Written problem
Reproduce the part of the material that opens with the line containing "y-tick-label: 80 bbox=[49, 389, 66, 404]" and closes with the line containing "series-line-hum bbox=[73, 164, 885, 228]", both included.

** START Provided data **

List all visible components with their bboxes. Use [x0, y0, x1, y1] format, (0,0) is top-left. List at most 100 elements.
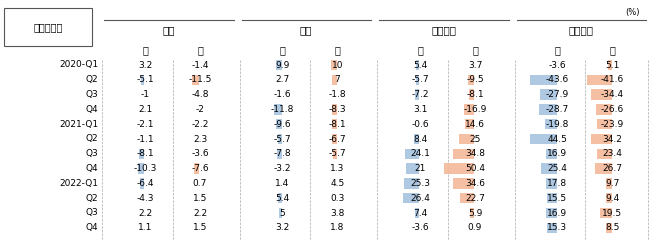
FancyBboxPatch shape: [606, 178, 612, 188]
Text: 34.6: 34.6: [465, 179, 485, 188]
FancyBboxPatch shape: [332, 119, 337, 129]
Text: 5.1: 5.1: [605, 60, 619, 69]
Text: 女: 女: [472, 45, 478, 55]
FancyBboxPatch shape: [465, 119, 474, 129]
Text: 5.4: 5.4: [413, 60, 427, 69]
FancyBboxPatch shape: [540, 89, 556, 100]
FancyBboxPatch shape: [138, 163, 144, 174]
Text: Q4: Q4: [85, 223, 98, 232]
Text: 7.4: 7.4: [413, 208, 427, 217]
Text: フランス: フランス: [431, 25, 456, 35]
Text: 2.7: 2.7: [276, 75, 290, 84]
FancyBboxPatch shape: [404, 178, 419, 188]
Text: 3.2: 3.2: [276, 223, 290, 232]
Text: 25: 25: [469, 134, 481, 143]
FancyBboxPatch shape: [404, 149, 419, 159]
Text: 3.2: 3.2: [138, 60, 152, 69]
Text: 22.7: 22.7: [465, 194, 485, 203]
FancyBboxPatch shape: [277, 149, 281, 159]
Text: 女: 女: [610, 45, 616, 55]
Text: 男: 男: [554, 45, 560, 55]
Text: 3.8: 3.8: [330, 208, 344, 217]
Text: 44.5: 44.5: [547, 134, 567, 143]
Text: 17.8: 17.8: [547, 179, 567, 188]
Text: -8.3: -8.3: [329, 105, 346, 114]
FancyBboxPatch shape: [278, 193, 281, 203]
FancyBboxPatch shape: [606, 223, 612, 233]
FancyBboxPatch shape: [591, 134, 612, 144]
Text: -5.7: -5.7: [274, 134, 291, 143]
Text: -3.6: -3.6: [549, 60, 566, 69]
Text: -8.1: -8.1: [329, 120, 346, 129]
Text: 1.3: 1.3: [330, 164, 344, 173]
Text: -1.8: -1.8: [329, 90, 346, 99]
FancyBboxPatch shape: [540, 104, 556, 114]
Text: 23.4: 23.4: [603, 149, 623, 158]
Text: 3.7: 3.7: [468, 60, 482, 69]
Text: Q2: Q2: [85, 75, 98, 84]
Text: -6.7: -6.7: [329, 134, 346, 143]
FancyBboxPatch shape: [4, 8, 92, 46]
Text: 日本: 日本: [162, 25, 175, 35]
Text: -26.6: -26.6: [601, 105, 624, 114]
FancyBboxPatch shape: [464, 104, 474, 114]
FancyBboxPatch shape: [414, 134, 419, 144]
FancyBboxPatch shape: [595, 104, 612, 114]
Text: Q2: Q2: [85, 134, 98, 143]
FancyBboxPatch shape: [595, 163, 612, 174]
Text: 男: 男: [417, 45, 423, 55]
FancyBboxPatch shape: [406, 163, 419, 174]
Text: 50.4: 50.4: [465, 164, 485, 173]
Text: 1.8: 1.8: [330, 223, 344, 232]
Text: -10.3: -10.3: [133, 164, 157, 173]
FancyBboxPatch shape: [586, 75, 612, 85]
Text: -23.9: -23.9: [601, 120, 624, 129]
FancyBboxPatch shape: [606, 193, 612, 203]
FancyBboxPatch shape: [415, 208, 419, 218]
FancyBboxPatch shape: [403, 193, 419, 203]
Text: -9.5: -9.5: [466, 75, 484, 84]
FancyBboxPatch shape: [468, 75, 474, 85]
FancyBboxPatch shape: [332, 75, 337, 85]
Text: 2.3: 2.3: [193, 134, 207, 143]
FancyBboxPatch shape: [276, 119, 281, 129]
Text: 3.1: 3.1: [413, 105, 427, 114]
Text: Q2: Q2: [85, 194, 98, 203]
Text: 5: 5: [280, 208, 285, 217]
Text: 14.6: 14.6: [465, 120, 485, 129]
Text: 2020-Q1: 2020-Q1: [59, 60, 98, 69]
Text: -34.4: -34.4: [601, 90, 624, 99]
FancyBboxPatch shape: [274, 104, 281, 114]
Text: -41.6: -41.6: [601, 75, 624, 84]
Text: -1: -1: [140, 90, 150, 99]
FancyBboxPatch shape: [278, 208, 281, 218]
FancyBboxPatch shape: [330, 60, 337, 70]
Text: Q4: Q4: [85, 105, 98, 114]
FancyBboxPatch shape: [545, 119, 556, 129]
Text: 2.2: 2.2: [193, 208, 207, 217]
FancyBboxPatch shape: [547, 149, 556, 159]
FancyBboxPatch shape: [608, 60, 612, 70]
Text: -5.7: -5.7: [329, 149, 346, 158]
Text: 19.5: 19.5: [603, 208, 623, 217]
Text: Q4: Q4: [85, 164, 98, 173]
Text: -2.1: -2.1: [136, 120, 154, 129]
Text: 21: 21: [414, 164, 426, 173]
FancyBboxPatch shape: [192, 75, 199, 85]
Text: -43.6: -43.6: [546, 75, 569, 84]
Text: -8.1: -8.1: [466, 90, 484, 99]
FancyBboxPatch shape: [415, 75, 419, 85]
FancyBboxPatch shape: [333, 134, 337, 144]
Text: 0.3: 0.3: [330, 194, 344, 203]
Text: -28.7: -28.7: [546, 105, 569, 114]
FancyBboxPatch shape: [459, 134, 474, 144]
FancyBboxPatch shape: [332, 104, 337, 114]
Text: 芸術・娯楽: 芸術・娯楽: [33, 22, 62, 32]
Text: 2.1: 2.1: [138, 105, 152, 114]
Text: 16.9: 16.9: [547, 208, 567, 217]
Text: -7.6: -7.6: [191, 164, 209, 173]
Text: -1.1: -1.1: [136, 134, 154, 143]
Text: 26.7: 26.7: [603, 164, 623, 173]
Text: 16.9: 16.9: [547, 149, 567, 158]
FancyBboxPatch shape: [140, 178, 144, 188]
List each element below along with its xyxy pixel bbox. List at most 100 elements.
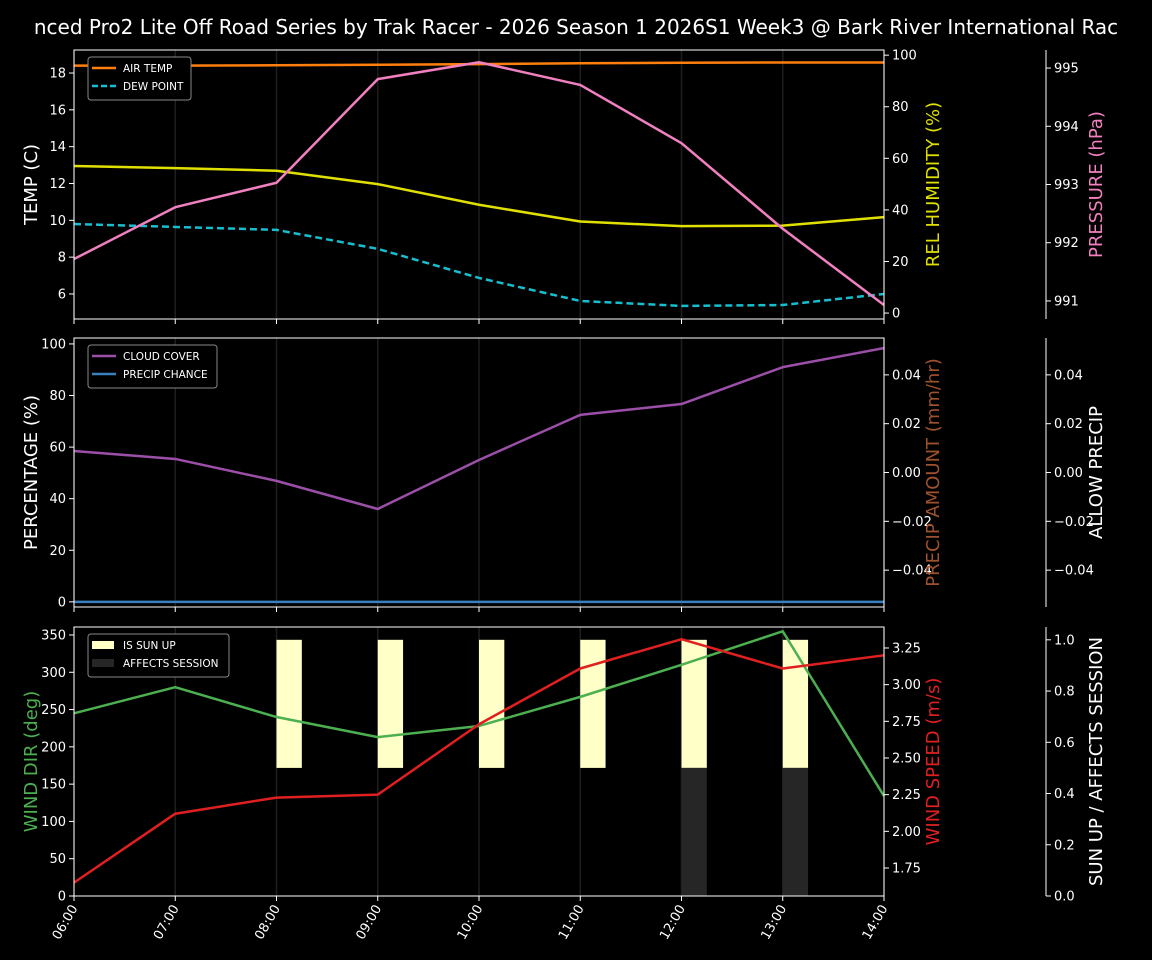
y-tick-label: 80 bbox=[49, 389, 66, 404]
y-tick-label: 10 bbox=[49, 214, 66, 229]
axis-label-dir: WIND DIR (deg) bbox=[21, 691, 42, 833]
axis-label-pct: PERCENTAGE (%) bbox=[21, 395, 42, 550]
axis-label-amt: PRECIP AMOUNT (mm/hr) bbox=[923, 358, 944, 587]
legend-label: CLOUD COVER bbox=[123, 351, 200, 363]
y-tick-label: −0.04 bbox=[892, 564, 932, 579]
y-tick-label: 350 bbox=[41, 628, 66, 643]
bar-is-sun-up bbox=[377, 639, 404, 768]
y-tick-label: 0.6 bbox=[1054, 736, 1075, 751]
legend-box bbox=[87, 633, 230, 678]
y-tick-label: 2.00 bbox=[892, 825, 921, 840]
panel-3: 0 50 100 150 200 250 300 350 WIND DIR (deg) 1.75 2… bbox=[21, 626, 1107, 943]
x-tick-label: 11:00 bbox=[556, 903, 588, 943]
legend-label: PRECIP CHANCE bbox=[123, 369, 208, 381]
legend: IS SUN UP AFFECTS SESSION bbox=[87, 633, 230, 678]
y-tick-label: 3.25 bbox=[892, 641, 921, 656]
bar-is-sun-up bbox=[276, 639, 302, 768]
axis-label-temp: TEMP (C) bbox=[21, 144, 42, 226]
y-tick-label: −0.02 bbox=[892, 515, 932, 530]
y-tick-label: 40 bbox=[49, 492, 66, 507]
series-line-pres bbox=[73, 60, 885, 307]
panel-2: 0 20 40 60 80 100 PERCENTAGE (%) −0.04 −0.02 0.00… bbox=[21, 337, 1107, 612]
y-tick-label: 0.04 bbox=[892, 368, 921, 383]
series-line-dew-point bbox=[73, 222, 885, 308]
y-tick-label: 2.50 bbox=[892, 751, 921, 766]
y-tick-label: 20 bbox=[49, 544, 66, 559]
y-tick-label: 100 bbox=[892, 49, 917, 64]
y-tick-label: 12 bbox=[49, 177, 66, 192]
y-tick-label: 2.75 bbox=[892, 715, 921, 730]
y-tick-label: 60 bbox=[49, 441, 66, 456]
y-tick-label: 18 bbox=[49, 67, 66, 82]
y-tick-label: 995 bbox=[1054, 62, 1079, 77]
x-tick-label: 12:00 bbox=[657, 903, 689, 943]
y-tick-label: 1.75 bbox=[892, 861, 921, 876]
y-tick-label: 0.0 bbox=[1054, 890, 1075, 905]
y-tick-label: −0.02 bbox=[1054, 515, 1094, 530]
legend-label: AFFECTS SESSION bbox=[123, 658, 219, 670]
y-tick-label: 0.2 bbox=[1054, 838, 1075, 853]
legend-label: IS SUN UP bbox=[123, 640, 176, 652]
y-tick-label: 991 bbox=[1054, 294, 1079, 309]
axis-label-allow: ALLOW PRECIP bbox=[1086, 406, 1107, 539]
series-line-hum bbox=[73, 164, 885, 228]
y-tick-label: 993 bbox=[1054, 178, 1079, 193]
y-tick-label: 20 bbox=[892, 255, 909, 270]
x-tick-label: 07:00 bbox=[151, 903, 183, 943]
bar-is-sun-up bbox=[681, 639, 707, 768]
y-tick-label: 250 bbox=[41, 703, 66, 718]
y-tick-label: 0.4 bbox=[1054, 787, 1075, 802]
x-tick-label: 09:00 bbox=[353, 903, 385, 943]
y-tick-label: 8 bbox=[58, 251, 66, 266]
axis-label-hum: REL HUMIDITY (%) bbox=[923, 102, 944, 267]
bar-is-sun-up bbox=[580, 639, 606, 768]
axis-label-spd: WIND SPEED (m/s) bbox=[923, 678, 944, 846]
x-tick-label: 14:00 bbox=[860, 903, 892, 943]
legend-box bbox=[87, 344, 218, 389]
axis-label-sun: SUN UP / AFFECTS SESSION bbox=[1086, 637, 1107, 886]
y-tick-label: 300 bbox=[41, 666, 66, 681]
legend-label: AIR TEMP bbox=[123, 63, 172, 75]
y-tick-label: 80 bbox=[892, 100, 909, 115]
series-line-cloud-cover bbox=[73, 346, 885, 511]
legend-swatch bbox=[92, 641, 114, 649]
y-tick-label: 0 bbox=[892, 307, 900, 322]
legend: CLOUD COVER PRECIP CHANCE bbox=[87, 344, 218, 389]
bar-is-sun-up bbox=[782, 639, 809, 768]
x-tick-label: 13:00 bbox=[758, 903, 790, 943]
axis-label-pres: PRESSURE (hPa) bbox=[1086, 111, 1107, 258]
chart-title: nced Pro2 Lite Off Road Series by Trak R… bbox=[33, 15, 1119, 39]
y-tick-label: 992 bbox=[1054, 236, 1079, 251]
y-tick-label: 0.00 bbox=[1054, 466, 1083, 481]
bar-affects-session bbox=[782, 767, 809, 896]
y-tick-label: 40 bbox=[892, 203, 909, 218]
legend-swatch bbox=[92, 659, 114, 667]
y-tick-label: 6 bbox=[58, 287, 66, 302]
y-tick-label: 0.02 bbox=[1054, 417, 1083, 432]
legend-label: DEW POINT bbox=[123, 81, 184, 93]
y-tick-label: 994 bbox=[1054, 120, 1079, 135]
y-tick-label: 0.00 bbox=[892, 466, 921, 481]
series-line-dir bbox=[73, 630, 886, 797]
panel-1: 6 8 10 12 14 16 18 TEMP (C) 0 20 40 60 80 100 REL HUMI… bbox=[21, 49, 1107, 324]
y-tick-label: −0.04 bbox=[1054, 564, 1094, 579]
y-tick-label: 100 bbox=[41, 815, 66, 830]
y-tick-label: 200 bbox=[41, 740, 66, 755]
y-tick-label: 0.8 bbox=[1054, 685, 1075, 700]
y-tick-label: 2.25 bbox=[892, 788, 921, 803]
legend: AIR TEMP DEW POINT bbox=[87, 56, 192, 101]
series-line-air-temp bbox=[74, 61, 884, 67]
y-tick-label: 0.02 bbox=[892, 417, 921, 432]
y-tick-label: 100 bbox=[41, 337, 66, 352]
y-tick-label: 3.00 bbox=[892, 678, 921, 693]
bar-affects-session bbox=[681, 767, 707, 896]
y-tick-label: 150 bbox=[41, 778, 66, 793]
y-tick-label: 50 bbox=[49, 852, 66, 867]
y-tick-label: 0 bbox=[58, 595, 66, 610]
y-tick-label: 0.04 bbox=[1054, 368, 1083, 383]
y-tick-label: 14 bbox=[49, 140, 66, 155]
y-tick-label: 60 bbox=[892, 152, 909, 167]
y-tick-label: 1.0 bbox=[1054, 633, 1075, 648]
y-tick-label: 16 bbox=[49, 103, 66, 118]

** END Provided data **

Task result
y-tick-label: 80 bbox=[49, 389, 66, 404]
y-tick-label: 10 bbox=[49, 214, 66, 229]
axis-label-dir: WIND DIR (deg) bbox=[21, 691, 42, 833]
axis-label-pct: PERCENTAGE (%) bbox=[21, 395, 42, 550]
axis-label-amt: PRECIP AMOUNT (mm/hr) bbox=[923, 358, 944, 587]
legend-label: CLOUD COVER bbox=[123, 351, 200, 363]
y-tick-label: −0.04 bbox=[892, 564, 932, 579]
y-tick-label: 350 bbox=[41, 628, 66, 643]
bar-is-sun-up bbox=[377, 639, 404, 768]
y-tick-label: 0.6 bbox=[1054, 736, 1075, 751]
legend-box bbox=[87, 633, 230, 678]
y-tick-label: 2.00 bbox=[892, 825, 921, 840]
panel-3: 0 50 100 150 200 250 300 350 WIND DIR (deg) 1.75 2… bbox=[21, 626, 1107, 943]
x-tick-label: 11:00 bbox=[556, 903, 588, 943]
legend-label: PRECIP CHANCE bbox=[123, 369, 208, 381]
legend: IS SUN UP AFFECTS SESSION bbox=[87, 633, 230, 678]
y-tick-label: 3.25 bbox=[892, 641, 921, 656]
bar-is-sun-up bbox=[276, 639, 302, 768]
axis-label-temp: TEMP (C) bbox=[21, 144, 42, 226]
y-tick-label: −0.02 bbox=[892, 515, 932, 530]
y-tick-label: 40 bbox=[49, 492, 66, 507]
series-line-pres bbox=[73, 60, 885, 307]
panel-2: 0 20 40 60 80 100 PERCENTAGE (%) −0.04 −0.02 0.00… bbox=[21, 337, 1107, 612]
y-tick-label: 0.04 bbox=[892, 368, 921, 383]
series-line-dew-point bbox=[73, 222, 885, 308]
y-tick-label: 2.50 bbox=[892, 751, 921, 766]
y-tick-label: 20 bbox=[49, 544, 66, 559]
y-tick-label: 100 bbox=[892, 49, 917, 64]
y-tick-label: 12 bbox=[49, 177, 66, 192]
y-tick-label: 2.75 bbox=[892, 715, 921, 730]
y-tick-label: 60 bbox=[49, 441, 66, 456]
y-tick-label: 18 bbox=[49, 67, 66, 82]
y-tick-label: 995 bbox=[1054, 62, 1079, 77]
x-tick-label: 12:00 bbox=[657, 903, 689, 943]
y-tick-label: 1.75 bbox=[892, 861, 921, 876]
y-tick-label: 0.0 bbox=[1054, 890, 1075, 905]
y-tick-label: −0.02 bbox=[1054, 515, 1094, 530]
legend-label: AFFECTS SESSION bbox=[123, 658, 219, 670]
y-tick-label: 0.2 bbox=[1054, 838, 1075, 853]
legend-label: IS SUN UP bbox=[123, 640, 176, 652]
y-tick-label: 991 bbox=[1054, 294, 1079, 309]
axis-label-allow: ALLOW PRECIP bbox=[1086, 406, 1107, 539]
series-line-hum bbox=[73, 164, 885, 228]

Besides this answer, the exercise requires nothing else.